• **Short task**:
Only lines holding the word "Component" should be copied from the material.

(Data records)
.....

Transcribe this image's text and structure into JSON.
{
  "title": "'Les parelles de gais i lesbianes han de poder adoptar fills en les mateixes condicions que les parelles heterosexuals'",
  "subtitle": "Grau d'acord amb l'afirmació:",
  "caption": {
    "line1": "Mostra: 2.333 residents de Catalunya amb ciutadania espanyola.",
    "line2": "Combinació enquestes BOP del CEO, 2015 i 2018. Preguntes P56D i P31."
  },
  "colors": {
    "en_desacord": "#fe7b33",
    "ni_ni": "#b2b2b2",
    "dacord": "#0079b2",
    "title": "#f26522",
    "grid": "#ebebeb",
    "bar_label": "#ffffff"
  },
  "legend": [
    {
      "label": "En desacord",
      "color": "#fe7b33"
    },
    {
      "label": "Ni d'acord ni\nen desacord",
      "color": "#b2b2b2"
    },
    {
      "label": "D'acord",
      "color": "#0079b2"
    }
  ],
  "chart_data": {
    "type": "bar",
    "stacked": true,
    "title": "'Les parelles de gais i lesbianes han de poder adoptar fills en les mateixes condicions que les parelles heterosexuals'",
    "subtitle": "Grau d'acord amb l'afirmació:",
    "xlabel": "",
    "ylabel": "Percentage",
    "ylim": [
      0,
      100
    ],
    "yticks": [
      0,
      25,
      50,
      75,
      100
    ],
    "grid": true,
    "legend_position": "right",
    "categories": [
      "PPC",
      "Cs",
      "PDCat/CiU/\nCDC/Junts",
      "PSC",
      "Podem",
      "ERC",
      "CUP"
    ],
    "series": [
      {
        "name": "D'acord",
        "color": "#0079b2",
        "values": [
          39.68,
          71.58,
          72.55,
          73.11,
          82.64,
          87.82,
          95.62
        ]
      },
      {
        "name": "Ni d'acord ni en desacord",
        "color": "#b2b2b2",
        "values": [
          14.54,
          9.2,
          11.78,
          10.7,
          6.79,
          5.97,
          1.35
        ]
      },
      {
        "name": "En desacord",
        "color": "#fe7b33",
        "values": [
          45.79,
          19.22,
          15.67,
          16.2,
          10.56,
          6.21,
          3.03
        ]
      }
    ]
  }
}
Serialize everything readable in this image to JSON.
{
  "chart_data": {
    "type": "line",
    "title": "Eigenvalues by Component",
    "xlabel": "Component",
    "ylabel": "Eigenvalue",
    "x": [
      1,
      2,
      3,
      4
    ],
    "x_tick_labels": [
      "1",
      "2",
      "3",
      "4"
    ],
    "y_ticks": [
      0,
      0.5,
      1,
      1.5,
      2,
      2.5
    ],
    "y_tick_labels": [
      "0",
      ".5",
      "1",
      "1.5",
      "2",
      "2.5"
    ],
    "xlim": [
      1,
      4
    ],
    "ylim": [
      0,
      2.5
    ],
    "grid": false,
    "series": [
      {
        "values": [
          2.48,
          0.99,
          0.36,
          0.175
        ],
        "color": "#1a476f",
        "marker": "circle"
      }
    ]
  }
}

.....

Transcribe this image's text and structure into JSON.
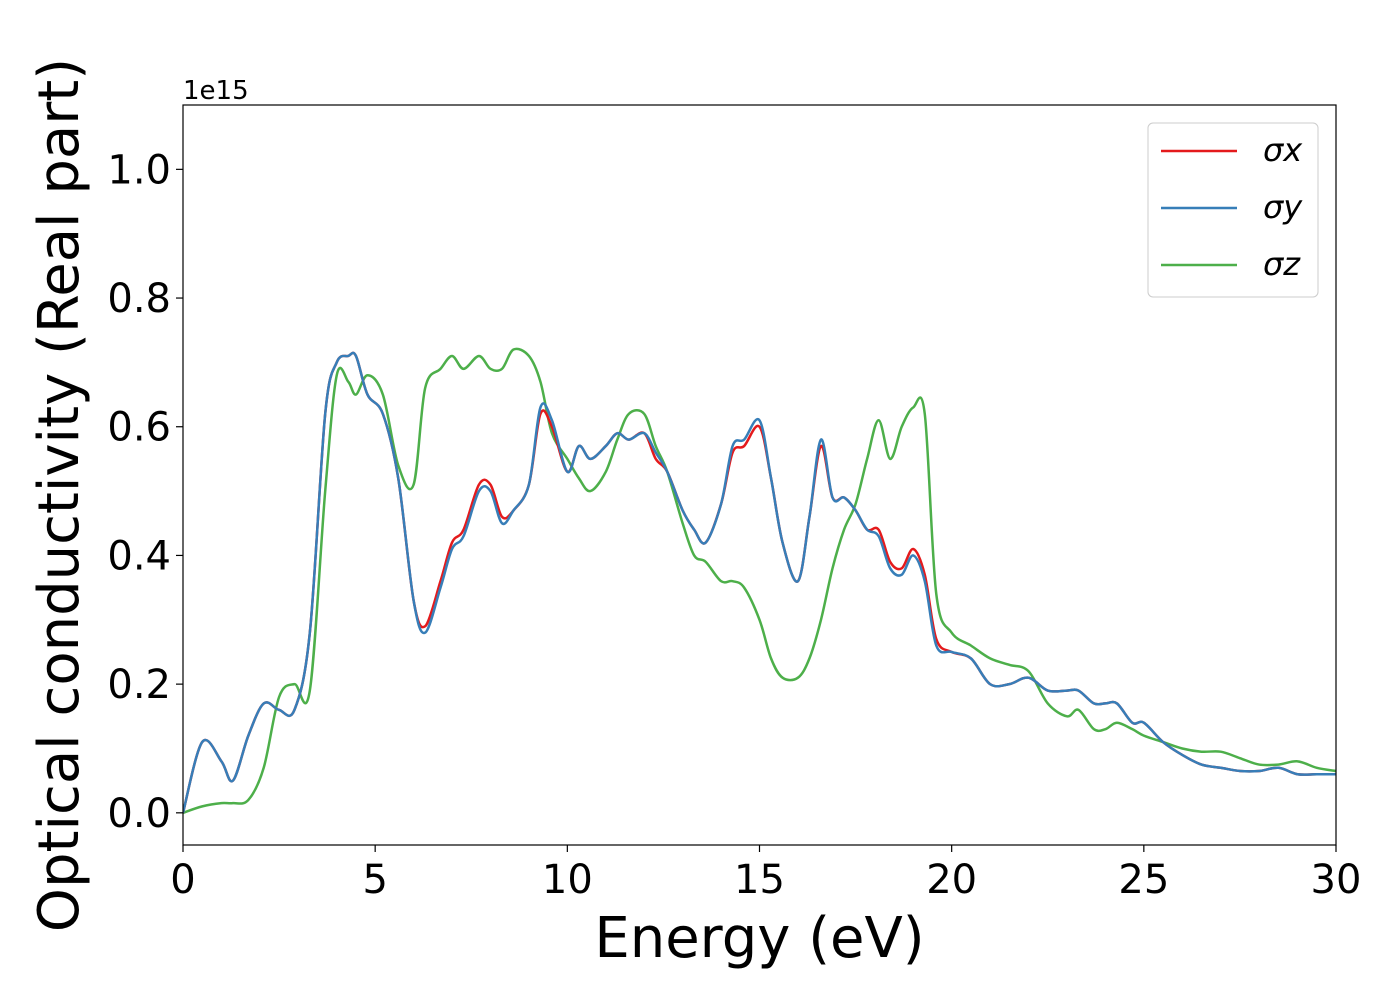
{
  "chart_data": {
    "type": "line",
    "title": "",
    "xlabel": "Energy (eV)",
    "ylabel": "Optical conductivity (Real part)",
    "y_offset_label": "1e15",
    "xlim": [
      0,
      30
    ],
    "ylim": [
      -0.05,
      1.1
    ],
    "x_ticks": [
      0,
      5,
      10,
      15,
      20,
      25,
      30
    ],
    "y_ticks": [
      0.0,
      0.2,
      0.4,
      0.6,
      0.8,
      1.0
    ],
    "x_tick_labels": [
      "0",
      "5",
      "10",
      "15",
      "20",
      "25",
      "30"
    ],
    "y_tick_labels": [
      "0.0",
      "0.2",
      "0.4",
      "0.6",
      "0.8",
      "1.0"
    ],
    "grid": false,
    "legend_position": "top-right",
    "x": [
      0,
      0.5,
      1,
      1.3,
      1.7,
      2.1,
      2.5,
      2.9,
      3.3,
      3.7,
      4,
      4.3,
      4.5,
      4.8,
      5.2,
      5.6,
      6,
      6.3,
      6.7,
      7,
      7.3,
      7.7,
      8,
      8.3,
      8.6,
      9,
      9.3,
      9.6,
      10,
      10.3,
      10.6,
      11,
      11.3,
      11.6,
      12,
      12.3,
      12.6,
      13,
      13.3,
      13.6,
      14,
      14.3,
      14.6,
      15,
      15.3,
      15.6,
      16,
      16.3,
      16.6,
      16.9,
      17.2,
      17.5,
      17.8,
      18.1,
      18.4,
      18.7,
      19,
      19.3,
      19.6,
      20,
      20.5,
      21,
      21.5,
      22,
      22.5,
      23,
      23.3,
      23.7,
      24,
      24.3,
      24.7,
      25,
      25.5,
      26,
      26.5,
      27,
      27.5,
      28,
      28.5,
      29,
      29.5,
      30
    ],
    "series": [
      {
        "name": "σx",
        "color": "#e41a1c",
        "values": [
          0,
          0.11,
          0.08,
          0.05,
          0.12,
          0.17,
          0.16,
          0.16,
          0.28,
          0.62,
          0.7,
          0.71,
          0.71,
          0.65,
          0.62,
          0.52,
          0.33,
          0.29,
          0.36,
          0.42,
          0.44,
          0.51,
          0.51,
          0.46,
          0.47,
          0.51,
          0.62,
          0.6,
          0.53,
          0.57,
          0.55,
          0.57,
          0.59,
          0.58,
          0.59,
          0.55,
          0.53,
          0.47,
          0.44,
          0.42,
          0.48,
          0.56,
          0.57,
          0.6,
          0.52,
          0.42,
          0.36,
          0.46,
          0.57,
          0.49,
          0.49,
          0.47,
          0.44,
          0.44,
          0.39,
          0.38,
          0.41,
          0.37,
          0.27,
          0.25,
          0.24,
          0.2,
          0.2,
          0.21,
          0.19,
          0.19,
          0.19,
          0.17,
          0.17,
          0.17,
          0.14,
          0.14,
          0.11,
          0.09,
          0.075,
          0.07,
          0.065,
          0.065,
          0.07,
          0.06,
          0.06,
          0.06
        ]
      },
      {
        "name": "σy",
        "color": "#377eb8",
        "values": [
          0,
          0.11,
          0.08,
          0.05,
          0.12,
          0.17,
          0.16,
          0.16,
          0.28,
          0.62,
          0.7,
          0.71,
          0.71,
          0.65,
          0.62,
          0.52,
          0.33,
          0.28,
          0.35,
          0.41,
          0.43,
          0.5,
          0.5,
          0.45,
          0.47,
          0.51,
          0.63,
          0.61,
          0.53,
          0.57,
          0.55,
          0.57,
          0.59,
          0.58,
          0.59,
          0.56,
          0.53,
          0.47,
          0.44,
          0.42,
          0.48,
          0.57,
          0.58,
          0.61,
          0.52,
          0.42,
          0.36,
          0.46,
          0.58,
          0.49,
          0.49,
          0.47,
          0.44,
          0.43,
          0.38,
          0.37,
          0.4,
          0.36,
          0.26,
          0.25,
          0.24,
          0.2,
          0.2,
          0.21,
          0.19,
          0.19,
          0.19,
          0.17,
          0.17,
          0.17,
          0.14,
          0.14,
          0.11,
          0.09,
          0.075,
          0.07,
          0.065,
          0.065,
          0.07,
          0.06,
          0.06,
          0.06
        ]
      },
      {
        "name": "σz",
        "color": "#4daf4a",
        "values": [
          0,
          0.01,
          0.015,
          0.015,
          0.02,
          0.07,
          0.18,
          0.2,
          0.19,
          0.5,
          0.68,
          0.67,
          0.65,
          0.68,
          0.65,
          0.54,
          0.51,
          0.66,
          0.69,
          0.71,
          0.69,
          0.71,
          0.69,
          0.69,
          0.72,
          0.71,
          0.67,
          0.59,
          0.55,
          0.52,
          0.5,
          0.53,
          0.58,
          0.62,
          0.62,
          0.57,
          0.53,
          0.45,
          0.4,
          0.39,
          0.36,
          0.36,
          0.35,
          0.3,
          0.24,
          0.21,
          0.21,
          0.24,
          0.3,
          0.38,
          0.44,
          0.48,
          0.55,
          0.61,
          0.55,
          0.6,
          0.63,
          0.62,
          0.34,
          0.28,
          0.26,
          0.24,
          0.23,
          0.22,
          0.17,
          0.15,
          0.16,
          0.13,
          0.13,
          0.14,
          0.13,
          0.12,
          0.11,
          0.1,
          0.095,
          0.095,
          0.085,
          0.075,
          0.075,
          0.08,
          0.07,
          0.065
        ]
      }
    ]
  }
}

.....

• **Output**:
    "title": "Eigenvalues by Component",
    "xlabel": "Component",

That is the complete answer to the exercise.